TEXT PROVIDED>
This is the big challenge such a meeting would
face. The Internet is here. It is not going away. Business models based on
the scarcity of content (information) distribution are bound to fail. The main
problem is that there will be two opposing agendas in the meeting. Hollywood's
agenda is about crippling the Internet in order to keep their scarcity based
business model alive. Silicon Valley's agenda will be to convince Hollywood to
adapt their business model to take advantage of the new technology, not cripple
it.
Max Planck said:
A new scientific truth does not triumph
by convincing its opponents and making them see the light, but rather its
opponents eventually die, and a new generation grows up that is familiar with
it.
The same is true with new technology. I think the current
leaders in Hollywood are unable to grasp the new reality created by the
Internet. We may have to wait many years for new leadership to emerge before
Hollywood starts to act in a rational and sensible manner. I wish with all my
heart there was some way to convince the old guard of the dire need for them to
accept the new reality.
Here is a proposal for a sensible business model
that would take advantage of the Internet and also greatly improve the content
created by Hollywood. Give it all away for free. I know this sounds crazy and
I know this is anathema to the existing leaders in Hollywood but it is the only
sensible long term solution.

TASK LIST>
(A) Answer these questions about the passage on Hollywood and the Internet, one line each.
(i) What does the passage say Hollywood's agenda in the meeting is about?
(ii) In the quoted statement by Max Planck, what happens that lets a new scientific truth triumph?
(iii) What business model does the writer propose for Hollywood?
(B) Continue the passage on Hollywood and the Internet, picking up after its final sentence.

INFORMATION PROVIDED>
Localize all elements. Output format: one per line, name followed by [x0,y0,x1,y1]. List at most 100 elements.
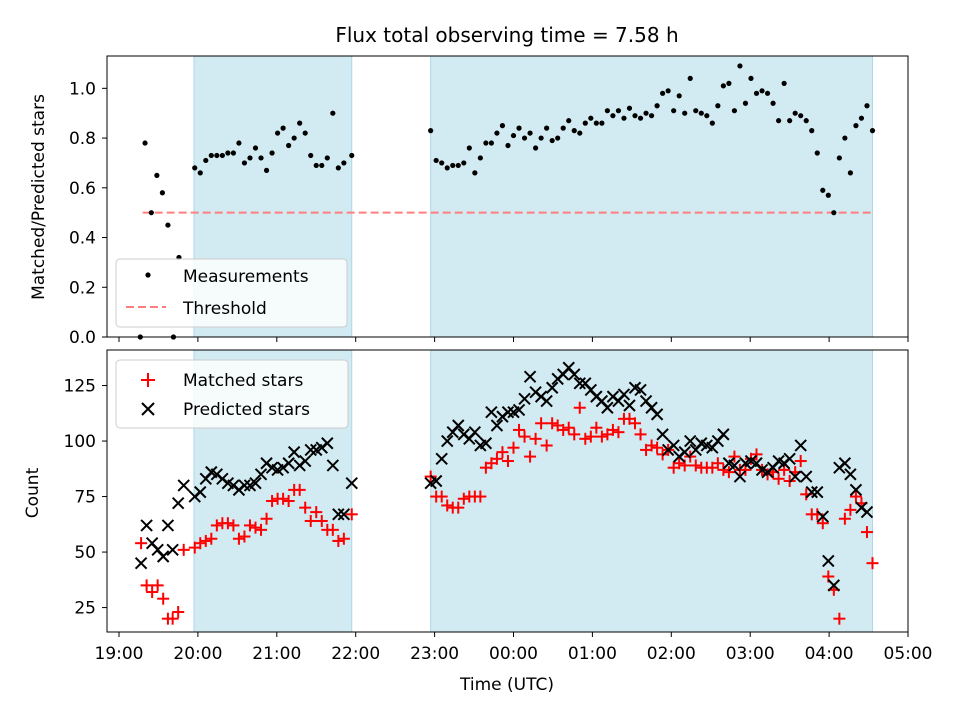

ANSWERS BELOW>
(A)
(i) Crippling the Internet in order to keep their scarcity based business model alive.
(ii) Its opponents eventually die, and a new generation grows up that is familiar with it.
(iii) Give it all away for free.

(B)
The obvious criticism of this idea is that
there is no way for content creators to make money if they don't restrict access
to their content. This antiquated viewpoint is the heart of the problem. As
long as Hollywood clings to it, the meetings proposed by Ari Emanuel will be
useless. The obvious solution is captured in the phrase:
Don't
applaud, just throw money!
I'm willing to pay for content.
Millions of people are willing to pay for content. Hollywood's current business
model is based entirely on the idea that many people are willing to pay for
content. The only question is the timing. Should they pay before or after?
It is true that if creators don't get paid, they will eventually stop
creating. This truth is self-evident. If I see a commercial-free fan-fic movie
and I like it then I donate to the movie makers to thank them for what they gave
me and to encourage and fund them to make more. Even if some people (perhaps
even a majority) refuse to ever pay for the content they enjoy, this system will
still generate a lot of money for creators.
The wonderful thing about
this system is that it is vastly more efficient than the current system. There
will
be no need for the massive movie advertising campaigns we have now. Just
post your trailers on YouTube. In addition, we won't have to infest content
with commercials, which, for the most part, only serve to fuel economic
inefficiencies.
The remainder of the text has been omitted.